— start MATERIAL PROVIDED —
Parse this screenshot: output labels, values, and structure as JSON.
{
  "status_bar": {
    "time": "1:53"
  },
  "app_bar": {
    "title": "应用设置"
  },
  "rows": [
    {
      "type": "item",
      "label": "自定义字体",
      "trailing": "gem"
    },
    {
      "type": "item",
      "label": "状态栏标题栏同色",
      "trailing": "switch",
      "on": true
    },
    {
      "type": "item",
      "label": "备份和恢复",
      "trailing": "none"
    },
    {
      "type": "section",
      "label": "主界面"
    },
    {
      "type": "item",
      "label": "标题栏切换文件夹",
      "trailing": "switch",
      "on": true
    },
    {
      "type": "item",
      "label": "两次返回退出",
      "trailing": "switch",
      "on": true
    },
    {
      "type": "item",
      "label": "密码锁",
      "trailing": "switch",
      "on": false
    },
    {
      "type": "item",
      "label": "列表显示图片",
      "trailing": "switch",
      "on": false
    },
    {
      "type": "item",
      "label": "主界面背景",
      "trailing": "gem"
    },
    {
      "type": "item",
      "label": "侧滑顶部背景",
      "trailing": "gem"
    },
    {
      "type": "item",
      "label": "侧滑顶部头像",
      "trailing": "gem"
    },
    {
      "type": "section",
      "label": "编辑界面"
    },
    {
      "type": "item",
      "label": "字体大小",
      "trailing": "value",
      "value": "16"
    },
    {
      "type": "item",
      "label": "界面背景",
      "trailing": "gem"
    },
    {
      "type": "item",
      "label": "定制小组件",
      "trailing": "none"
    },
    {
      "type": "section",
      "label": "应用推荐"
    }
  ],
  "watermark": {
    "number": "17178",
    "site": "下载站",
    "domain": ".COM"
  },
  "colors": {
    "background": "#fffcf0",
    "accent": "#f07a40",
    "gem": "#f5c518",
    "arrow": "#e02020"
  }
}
— end MATERIAL PROVIDED —
EXERCISE PROMPT: Set down all of the data above, word for word.

RIGHT ANSWER:
Parse this screenshot: output labels, values, and structure as JSON.
{
  "status_bar": {
    "time": "1:53"
  },
  "app_bar": {
    "title": "应用设置"
  },
  "rows": [
    {
      "type": "item",
      "label": "自定义字体",
      "trailing": "gem"
    },
    {
      "type": "item",
      "label": "状态栏标题栏同色",
      "trailing": "switch",
      "on": true
    },
    {
      "type": "item",
      "label": "备份和恢复",
      "trailing": "none"
    },
    {
      "type": "section",
      "label": "主界面"
    },
    {
      "type": "item",
      "label": "标题栏切换文件夹",
      "trailing": "switch",
      "on": true
    },
    {
      "type": "item",
      "label": "两次返回退出",
      "trailing": "switch",
      "on": true
    },
    {
      "type": "item",
      "label": "密码锁",
      "trailing": "switch",
      "on": false
    },
    {
      "type": "item",
      "label": "列表显示图片",
      "trailing": "switch",
      "on": false
    },
    {
      "type": "item",
      "label": "主界面背景",
      "trailing": "gem"
    },
    {
      "type": "item",
      "label": "侧滑顶部背景",
      "trailing": "gem"
    },
    {
      "type": "item",
      "label": "侧滑顶部头像",
      "trailing": "gem"
    },
    {
      "type": "section",
      "label": "编辑界面"
    },
    {
      "type": "item",
      "label": "字体大小",
      "trailing": "value",
      "value": "16"
    },
    {
      "type": "item",
      "label": "界面背景",
      "trailing": "gem"
    },
    {
      "type": "item",
      "label": "定制小组件",
      "trailing": "none"
    },
    {
      "type": "section",
      "label": "应用推荐"
    }
  ],
  "watermark": {
    "number": "17178",
    "site": "下载站",
    "domain": ".COM"
  },
  "colors": {
    "background": "#fffcf0",
    "accent": "#f07a40",
    "gem": "#f5c518",
    "arrow": "#e02020"
  }
}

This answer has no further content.